- **Excerpt from a dataset**:

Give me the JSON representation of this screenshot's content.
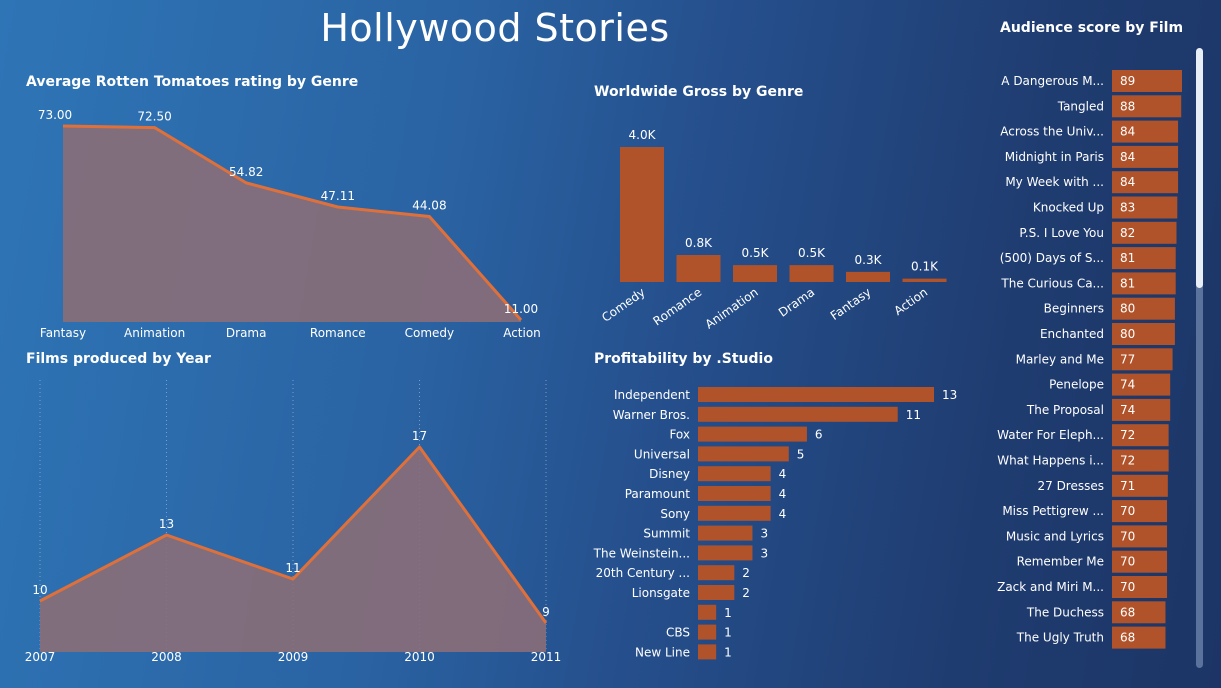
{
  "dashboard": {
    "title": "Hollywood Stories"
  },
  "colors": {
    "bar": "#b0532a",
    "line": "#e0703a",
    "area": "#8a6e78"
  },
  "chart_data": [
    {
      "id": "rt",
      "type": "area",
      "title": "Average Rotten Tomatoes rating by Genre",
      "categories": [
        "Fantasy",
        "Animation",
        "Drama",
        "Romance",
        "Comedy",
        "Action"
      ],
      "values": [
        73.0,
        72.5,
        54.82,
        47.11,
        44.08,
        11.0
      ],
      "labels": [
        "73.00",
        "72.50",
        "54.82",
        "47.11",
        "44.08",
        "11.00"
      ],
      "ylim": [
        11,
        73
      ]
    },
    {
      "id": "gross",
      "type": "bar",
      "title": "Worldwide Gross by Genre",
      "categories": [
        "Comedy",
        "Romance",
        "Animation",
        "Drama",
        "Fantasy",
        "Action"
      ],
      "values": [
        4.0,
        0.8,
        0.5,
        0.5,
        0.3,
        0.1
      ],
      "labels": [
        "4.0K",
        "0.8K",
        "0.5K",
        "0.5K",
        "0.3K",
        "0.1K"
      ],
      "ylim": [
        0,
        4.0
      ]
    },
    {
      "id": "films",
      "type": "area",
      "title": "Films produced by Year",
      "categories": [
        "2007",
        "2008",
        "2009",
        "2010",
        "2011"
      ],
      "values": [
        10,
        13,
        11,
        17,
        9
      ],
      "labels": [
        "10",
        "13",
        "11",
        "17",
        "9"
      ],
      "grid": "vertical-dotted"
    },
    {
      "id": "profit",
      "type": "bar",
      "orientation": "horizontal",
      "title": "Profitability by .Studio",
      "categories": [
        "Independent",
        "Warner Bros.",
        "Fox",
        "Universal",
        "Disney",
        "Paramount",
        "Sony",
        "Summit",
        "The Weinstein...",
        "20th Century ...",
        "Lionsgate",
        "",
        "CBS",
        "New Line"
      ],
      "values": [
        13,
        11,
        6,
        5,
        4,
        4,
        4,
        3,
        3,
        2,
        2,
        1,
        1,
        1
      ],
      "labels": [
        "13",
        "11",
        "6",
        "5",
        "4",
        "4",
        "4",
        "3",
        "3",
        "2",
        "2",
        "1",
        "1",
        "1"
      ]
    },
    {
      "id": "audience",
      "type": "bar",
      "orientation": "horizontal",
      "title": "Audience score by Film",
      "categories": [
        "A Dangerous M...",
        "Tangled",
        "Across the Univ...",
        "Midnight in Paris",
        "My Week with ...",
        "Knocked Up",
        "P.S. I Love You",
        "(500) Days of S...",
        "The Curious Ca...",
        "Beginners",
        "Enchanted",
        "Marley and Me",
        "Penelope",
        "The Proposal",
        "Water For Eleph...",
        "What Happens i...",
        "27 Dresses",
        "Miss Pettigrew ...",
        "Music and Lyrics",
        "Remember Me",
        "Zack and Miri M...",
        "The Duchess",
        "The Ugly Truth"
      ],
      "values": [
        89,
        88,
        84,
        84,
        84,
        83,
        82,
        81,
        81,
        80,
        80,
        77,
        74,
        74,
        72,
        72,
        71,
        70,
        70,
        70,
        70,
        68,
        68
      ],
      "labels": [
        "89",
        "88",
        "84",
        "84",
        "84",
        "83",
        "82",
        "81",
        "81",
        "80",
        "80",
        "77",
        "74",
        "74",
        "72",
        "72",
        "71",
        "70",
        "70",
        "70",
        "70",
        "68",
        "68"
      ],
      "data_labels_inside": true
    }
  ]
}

...

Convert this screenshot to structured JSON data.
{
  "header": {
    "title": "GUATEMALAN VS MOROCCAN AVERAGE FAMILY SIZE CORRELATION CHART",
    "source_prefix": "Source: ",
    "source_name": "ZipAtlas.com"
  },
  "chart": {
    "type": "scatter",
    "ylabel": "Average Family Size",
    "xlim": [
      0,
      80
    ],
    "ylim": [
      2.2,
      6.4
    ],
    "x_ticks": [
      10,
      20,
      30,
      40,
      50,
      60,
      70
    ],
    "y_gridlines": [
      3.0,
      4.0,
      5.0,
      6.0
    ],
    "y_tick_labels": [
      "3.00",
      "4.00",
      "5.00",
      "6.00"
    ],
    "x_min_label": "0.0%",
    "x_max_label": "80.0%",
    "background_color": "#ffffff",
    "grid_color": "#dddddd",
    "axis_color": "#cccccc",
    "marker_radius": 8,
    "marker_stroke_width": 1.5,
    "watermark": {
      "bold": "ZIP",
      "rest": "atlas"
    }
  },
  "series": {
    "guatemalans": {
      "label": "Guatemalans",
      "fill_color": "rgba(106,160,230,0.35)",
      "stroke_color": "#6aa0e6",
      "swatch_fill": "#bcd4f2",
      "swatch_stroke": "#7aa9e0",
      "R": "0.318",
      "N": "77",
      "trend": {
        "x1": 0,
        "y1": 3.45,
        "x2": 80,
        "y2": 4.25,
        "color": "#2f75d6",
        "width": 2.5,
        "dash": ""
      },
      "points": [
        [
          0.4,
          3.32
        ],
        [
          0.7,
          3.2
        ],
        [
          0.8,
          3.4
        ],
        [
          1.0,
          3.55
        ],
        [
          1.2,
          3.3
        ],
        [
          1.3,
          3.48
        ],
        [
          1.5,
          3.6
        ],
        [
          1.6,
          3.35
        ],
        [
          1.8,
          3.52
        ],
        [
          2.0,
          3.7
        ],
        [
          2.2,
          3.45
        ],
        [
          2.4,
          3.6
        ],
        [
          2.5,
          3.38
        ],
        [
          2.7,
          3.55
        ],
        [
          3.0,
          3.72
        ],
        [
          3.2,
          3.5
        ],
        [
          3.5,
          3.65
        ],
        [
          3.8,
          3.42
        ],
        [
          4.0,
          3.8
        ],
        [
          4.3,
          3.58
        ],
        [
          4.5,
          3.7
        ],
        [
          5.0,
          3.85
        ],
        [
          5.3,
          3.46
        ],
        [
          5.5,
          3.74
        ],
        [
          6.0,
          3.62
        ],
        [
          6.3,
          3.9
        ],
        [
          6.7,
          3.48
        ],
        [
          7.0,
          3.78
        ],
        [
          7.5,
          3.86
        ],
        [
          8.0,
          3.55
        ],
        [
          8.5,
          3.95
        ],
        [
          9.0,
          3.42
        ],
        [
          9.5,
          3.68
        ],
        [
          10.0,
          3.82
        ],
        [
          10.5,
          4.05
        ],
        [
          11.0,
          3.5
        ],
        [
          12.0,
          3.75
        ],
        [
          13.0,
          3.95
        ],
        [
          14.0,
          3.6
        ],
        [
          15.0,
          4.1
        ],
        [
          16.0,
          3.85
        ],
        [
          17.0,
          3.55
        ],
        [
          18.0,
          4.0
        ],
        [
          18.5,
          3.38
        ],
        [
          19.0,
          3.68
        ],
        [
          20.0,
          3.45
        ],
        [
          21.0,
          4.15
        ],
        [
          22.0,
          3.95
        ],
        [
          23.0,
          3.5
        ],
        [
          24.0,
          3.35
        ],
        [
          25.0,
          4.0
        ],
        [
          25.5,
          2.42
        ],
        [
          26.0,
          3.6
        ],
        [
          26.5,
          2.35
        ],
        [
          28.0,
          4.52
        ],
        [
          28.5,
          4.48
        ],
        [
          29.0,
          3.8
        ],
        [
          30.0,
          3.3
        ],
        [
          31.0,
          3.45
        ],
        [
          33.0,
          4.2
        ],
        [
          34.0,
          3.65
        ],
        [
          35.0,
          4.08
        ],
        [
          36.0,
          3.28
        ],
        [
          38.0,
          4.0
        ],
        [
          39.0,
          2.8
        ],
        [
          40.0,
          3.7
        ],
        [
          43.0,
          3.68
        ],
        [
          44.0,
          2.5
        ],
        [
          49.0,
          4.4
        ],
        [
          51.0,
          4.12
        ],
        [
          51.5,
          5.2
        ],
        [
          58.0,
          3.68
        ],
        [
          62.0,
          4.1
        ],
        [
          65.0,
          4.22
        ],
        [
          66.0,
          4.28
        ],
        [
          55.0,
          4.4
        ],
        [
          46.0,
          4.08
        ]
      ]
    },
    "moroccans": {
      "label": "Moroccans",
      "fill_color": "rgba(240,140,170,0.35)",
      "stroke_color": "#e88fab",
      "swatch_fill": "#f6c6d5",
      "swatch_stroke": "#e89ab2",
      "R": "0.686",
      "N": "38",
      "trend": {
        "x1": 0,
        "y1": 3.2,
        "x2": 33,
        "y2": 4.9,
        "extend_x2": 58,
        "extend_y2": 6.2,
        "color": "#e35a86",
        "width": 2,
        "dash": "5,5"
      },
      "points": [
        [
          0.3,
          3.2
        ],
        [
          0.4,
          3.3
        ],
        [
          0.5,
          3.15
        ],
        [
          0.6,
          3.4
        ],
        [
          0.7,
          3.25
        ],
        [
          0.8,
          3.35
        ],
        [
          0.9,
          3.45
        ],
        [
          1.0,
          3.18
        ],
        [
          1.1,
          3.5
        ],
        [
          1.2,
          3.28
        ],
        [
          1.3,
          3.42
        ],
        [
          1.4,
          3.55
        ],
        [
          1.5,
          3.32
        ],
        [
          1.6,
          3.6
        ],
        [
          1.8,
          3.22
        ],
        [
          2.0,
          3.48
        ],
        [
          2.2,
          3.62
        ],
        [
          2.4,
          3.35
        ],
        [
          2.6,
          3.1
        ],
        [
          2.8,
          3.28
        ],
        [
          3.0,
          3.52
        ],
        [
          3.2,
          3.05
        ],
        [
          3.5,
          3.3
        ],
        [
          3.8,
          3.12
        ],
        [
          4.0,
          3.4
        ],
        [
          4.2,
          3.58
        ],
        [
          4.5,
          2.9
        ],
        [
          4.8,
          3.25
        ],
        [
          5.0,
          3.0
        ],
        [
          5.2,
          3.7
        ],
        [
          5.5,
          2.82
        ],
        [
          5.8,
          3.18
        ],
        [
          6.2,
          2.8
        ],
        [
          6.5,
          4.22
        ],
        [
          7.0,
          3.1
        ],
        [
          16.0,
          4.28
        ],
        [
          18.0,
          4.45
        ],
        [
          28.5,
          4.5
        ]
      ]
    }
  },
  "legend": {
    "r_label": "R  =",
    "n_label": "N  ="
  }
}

...

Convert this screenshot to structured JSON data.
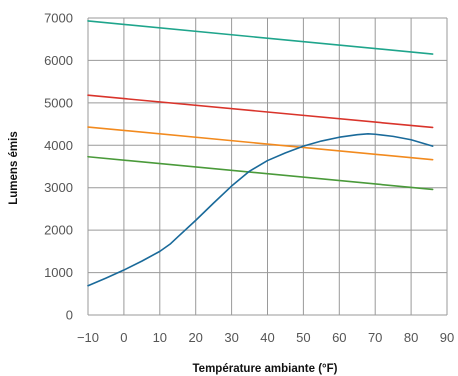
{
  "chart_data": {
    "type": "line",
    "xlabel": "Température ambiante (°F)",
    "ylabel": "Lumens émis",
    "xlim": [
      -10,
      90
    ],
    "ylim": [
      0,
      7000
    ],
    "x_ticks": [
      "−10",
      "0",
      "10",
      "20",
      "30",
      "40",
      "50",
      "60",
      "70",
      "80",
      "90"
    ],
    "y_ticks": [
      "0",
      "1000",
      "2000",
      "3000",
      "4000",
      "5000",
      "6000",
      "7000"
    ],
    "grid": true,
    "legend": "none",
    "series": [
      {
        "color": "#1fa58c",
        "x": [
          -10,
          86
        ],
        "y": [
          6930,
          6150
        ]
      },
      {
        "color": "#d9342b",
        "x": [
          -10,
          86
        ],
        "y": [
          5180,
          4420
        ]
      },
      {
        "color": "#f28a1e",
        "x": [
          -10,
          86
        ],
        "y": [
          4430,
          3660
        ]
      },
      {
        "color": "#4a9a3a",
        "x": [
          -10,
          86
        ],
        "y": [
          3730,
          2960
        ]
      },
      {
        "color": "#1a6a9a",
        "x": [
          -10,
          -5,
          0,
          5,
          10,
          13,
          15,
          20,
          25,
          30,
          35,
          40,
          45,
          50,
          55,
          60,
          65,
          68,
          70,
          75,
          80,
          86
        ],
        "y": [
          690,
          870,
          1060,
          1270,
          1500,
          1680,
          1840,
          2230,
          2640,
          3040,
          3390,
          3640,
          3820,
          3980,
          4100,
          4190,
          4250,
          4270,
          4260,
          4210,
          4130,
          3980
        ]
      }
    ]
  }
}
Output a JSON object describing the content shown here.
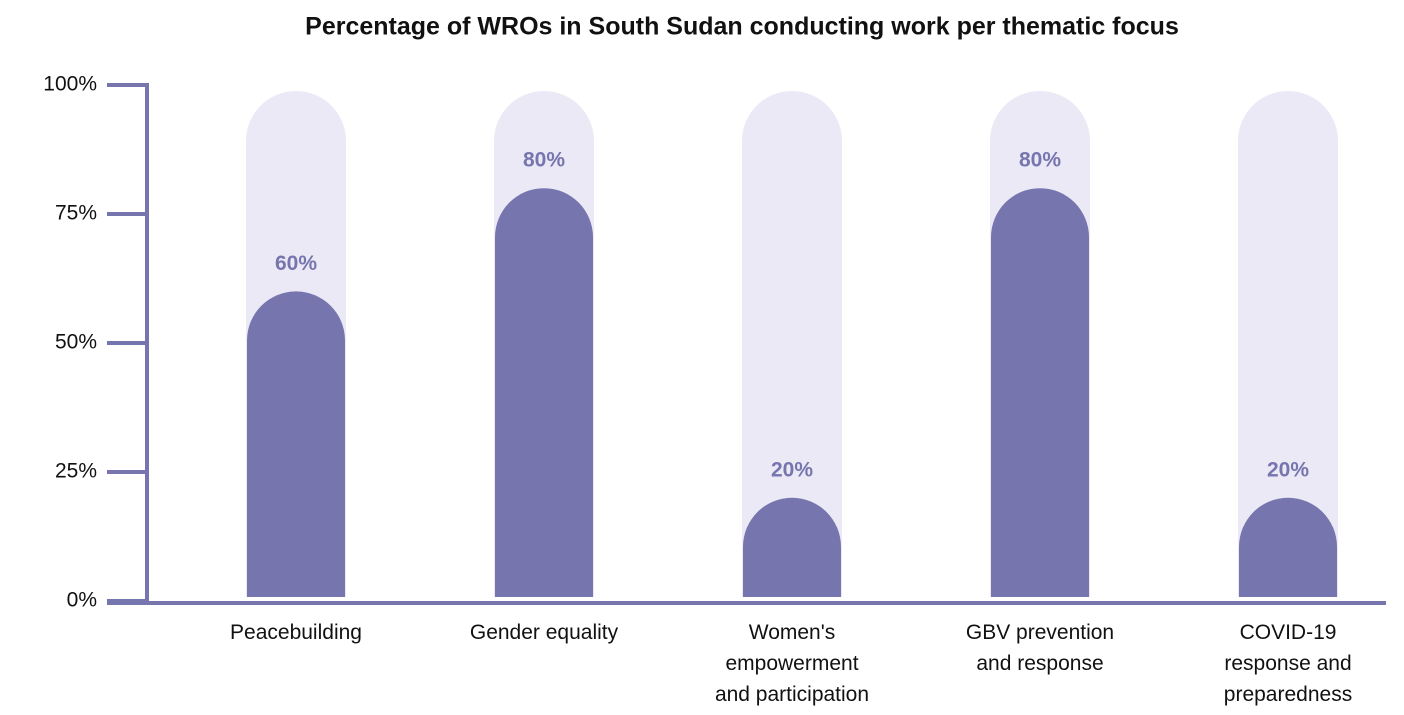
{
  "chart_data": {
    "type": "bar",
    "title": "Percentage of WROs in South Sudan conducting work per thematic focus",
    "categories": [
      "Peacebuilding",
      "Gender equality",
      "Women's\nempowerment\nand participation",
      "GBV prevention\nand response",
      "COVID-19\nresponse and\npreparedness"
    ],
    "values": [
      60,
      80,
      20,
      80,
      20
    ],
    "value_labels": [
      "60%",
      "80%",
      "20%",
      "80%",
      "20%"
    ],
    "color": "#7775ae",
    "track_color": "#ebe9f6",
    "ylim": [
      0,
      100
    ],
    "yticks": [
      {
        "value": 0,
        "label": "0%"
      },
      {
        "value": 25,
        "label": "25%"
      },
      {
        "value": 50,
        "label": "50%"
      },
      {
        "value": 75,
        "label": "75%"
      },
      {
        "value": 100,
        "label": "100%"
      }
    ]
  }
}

- **EXERCISE AIM**: From the listing above, return each line with the word "ylabel".

- **FINAL ANSWER**:
    "ylabel": "Average Family Size",
    "ylabel": "Lumens émis",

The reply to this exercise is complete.